=== INSTRUCTION ===
Quote everything in the records from the line containing "X-axis label: Windchill" down to the line containing "name [x0, y0, x1, y1].", both of those lines included, character for character.

Element position data
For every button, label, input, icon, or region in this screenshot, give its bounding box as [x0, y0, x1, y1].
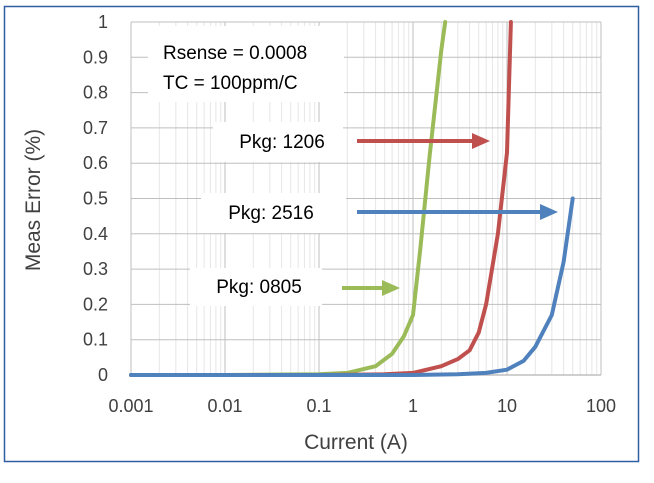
- axes: 0.001 0.01 0.1 1 10 100 0 0.1 0.2 0.3 0.4 0.5 0.6 0.7…: [83, 12, 616, 416]
- params-tc-text: TC = 100ppm/C: [163, 73, 298, 94]
- series-layer: [129, 20, 575, 377]
- series-label-0: Pkg: 0805: [216, 277, 302, 298]
- x-axis-title: Current (A): [304, 431, 408, 454]
- y-tick-label: 0.2: [83, 294, 108, 314]
- series-label-box-1: [213, 122, 343, 162]
- y-tick-label: 0.7: [83, 118, 108, 138]
- series-label-2: Pkg: 2516: [228, 203, 314, 224]
- y-tick-label: 0.4: [83, 224, 108, 244]
- y-tick-label: 0: [98, 365, 108, 385]
- y-tick-label: 0.1: [83, 330, 108, 350]
- x-tick-label: 100: [586, 396, 616, 416]
- series-label-box-2: [201, 193, 346, 233]
- y-tick-label: 1: [98, 12, 108, 32]
- y-tick-label: 0.8: [83, 83, 108, 103]
- series-label-box-0: [190, 268, 322, 306]
- x-tick-label: 0.01: [207, 396, 242, 416]
- label-layer: Pkg: 0805 Pkg: 1206 Pkg: 2516: [190, 122, 558, 306]
- x-tick-label: 1: [408, 396, 418, 416]
- y-tick-label: 0.9: [83, 47, 108, 67]
- series-arrowhead-1: [472, 133, 490, 149]
- series-arrowhead-0: [382, 280, 400, 296]
- series-label-1: Pkg: 1206: [239, 132, 325, 153]
- annotation-layer: Rsense = 0.0008 TC = 100ppm/C: [148, 26, 344, 102]
- y-tick-label: 0.5: [83, 189, 108, 209]
- x-tick-label: 0.001: [108, 396, 153, 416]
- params-box: [148, 26, 344, 102]
- series-line-2: [129, 196, 575, 377]
- y-axis-title: Meas Error (%): [22, 129, 45, 271]
- y-tick-label: 0.3: [83, 259, 108, 279]
- params-rsense-text: Rsense = 0.0008: [163, 43, 307, 64]
- y-tick-label: 0.6: [83, 153, 108, 173]
- x-tick-label: 0.1: [306, 396, 331, 416]
- x-tick-label: 10: [497, 396, 517, 416]
- series-arrowhead-2: [540, 204, 558, 220]
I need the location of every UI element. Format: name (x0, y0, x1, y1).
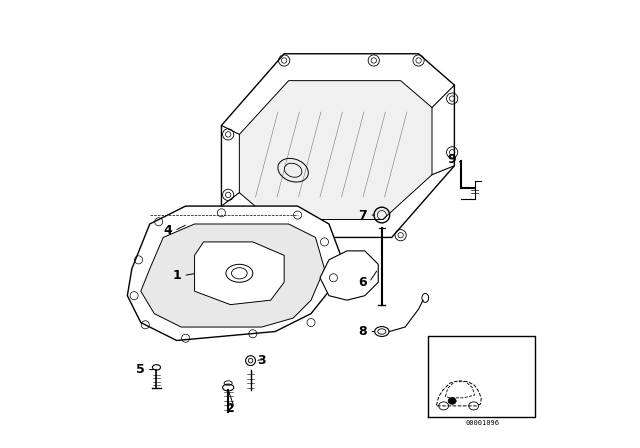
Text: 6: 6 (358, 276, 367, 289)
Text: 7: 7 (358, 208, 367, 222)
Polygon shape (127, 206, 342, 340)
Ellipse shape (448, 398, 456, 404)
Text: 8: 8 (358, 325, 367, 338)
Polygon shape (445, 382, 475, 398)
Polygon shape (195, 242, 284, 305)
Ellipse shape (422, 293, 429, 302)
Polygon shape (141, 224, 324, 327)
Text: 00001096: 00001096 (465, 420, 499, 426)
Text: 2: 2 (226, 402, 235, 415)
Polygon shape (320, 251, 378, 300)
Text: 9: 9 (448, 152, 456, 166)
Polygon shape (221, 54, 454, 237)
Text: 5: 5 (136, 363, 145, 376)
Text: 3: 3 (257, 354, 266, 367)
Polygon shape (239, 81, 432, 220)
Text: 1: 1 (172, 269, 181, 282)
Polygon shape (436, 381, 481, 406)
Text: 4: 4 (163, 224, 172, 237)
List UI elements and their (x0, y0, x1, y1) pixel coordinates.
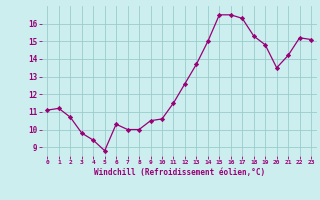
X-axis label: Windchill (Refroidissement éolien,°C): Windchill (Refroidissement éolien,°C) (94, 168, 265, 177)
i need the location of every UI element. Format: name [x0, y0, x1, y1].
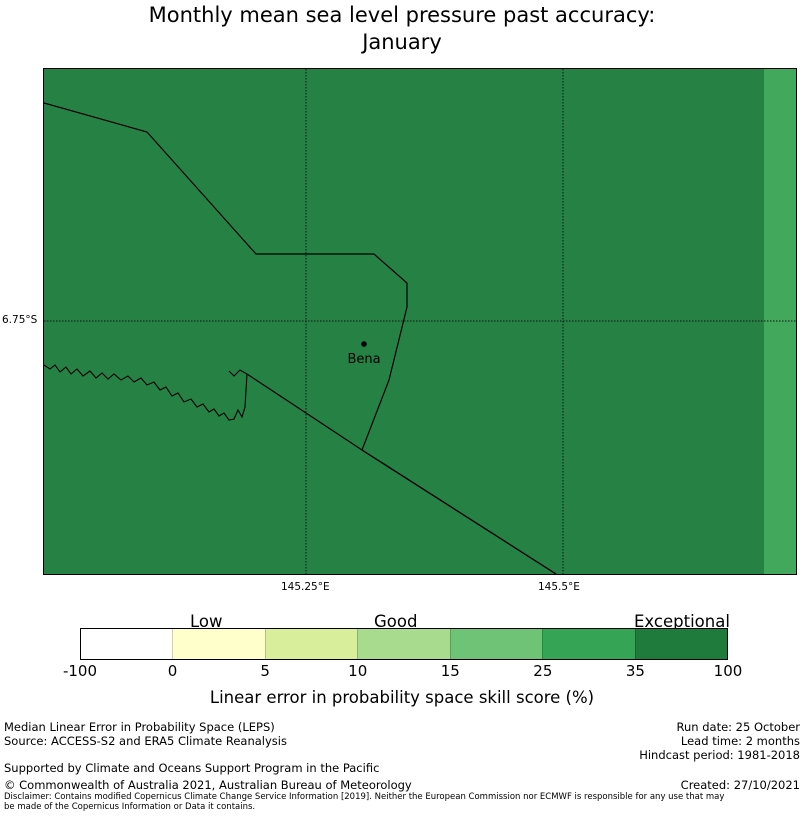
- colorbar-tick-25: 25: [533, 662, 553, 680]
- footer-copyright: © Commonwealth of Australia 2021, Austra…: [4, 778, 412, 792]
- boundary-line-north: [44, 102, 408, 307]
- colorbar-segment-15-to-25: [449, 629, 543, 659]
- colorbar-category-low: Low: [190, 612, 223, 631]
- colorbar-segment-35-to-100: [634, 629, 727, 659]
- colorbar-segment--100-to-0: [81, 629, 173, 659]
- colorbar-axis-title: Linear error in probability space skill …: [209, 688, 595, 707]
- city-marker-bena-dot[interactable]: [361, 341, 367, 347]
- footer-disclaimer: Disclaimer: Contains modified Copernicus…: [4, 792, 725, 812]
- colorbar-tick-neg100: -100: [62, 662, 98, 680]
- x-axis-tick-145-25e: 145.25°E: [281, 581, 330, 593]
- colorbar-tick-5: 5: [260, 662, 270, 680]
- footer-support-line: Supported by Climate and Oceans Support …: [4, 761, 380, 775]
- footer-created-date: Created: 27/10/2021: [680, 778, 800, 792]
- colorbar-tick-15: 15: [440, 662, 460, 680]
- colorbar-segment-10-to-15: [357, 629, 450, 659]
- page-title: Monthly mean sea level pressure past acc…: [148, 3, 656, 54]
- footer-run-info-block: Run date: 25 October Lead time: 2 months…: [639, 720, 800, 762]
- colorbar-tick-35: 35: [625, 662, 645, 680]
- x-axis-tick-145-5e: 145.5°E: [538, 581, 580, 593]
- y-axis-tick-6-75s: 6.75°S: [2, 314, 38, 326]
- colorbar-container: [80, 628, 728, 660]
- colorbar[interactable]: [80, 628, 728, 660]
- map-plot-area[interactable]: Bena: [43, 68, 797, 575]
- city-marker-bena-label: Bena: [347, 352, 380, 367]
- colorbar-category-good: Good: [374, 612, 418, 631]
- colorbar-segment-25-to-35: [542, 629, 635, 659]
- colorbar-segment-0-to-5: [172, 629, 265, 659]
- coastline-west: [44, 364, 248, 421]
- colorbar-category-exceptional: Exceptional: [634, 612, 730, 631]
- colorbar-tick-0: 0: [167, 662, 178, 680]
- map-canvas: Bena: [44, 69, 796, 574]
- colorbar-tick-10: 10: [348, 662, 368, 680]
- colorbar-tick-100: 100: [713, 662, 743, 680]
- footer-source-block: Median Linear Error in Probability Space…: [4, 720, 287, 748]
- colorbar-segment-5-to-10: [264, 629, 358, 659]
- boundary-line-diagonal: [246, 373, 557, 574]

=== TASK OUTPUT ===
X-axis label: Windchill (Refroidissement éolien,°C): Windchill (Refroidissement éolien,°C) (94, 168, 265, 177)
i need the location of every UI element. Format: name [x0, y0, x1, y1].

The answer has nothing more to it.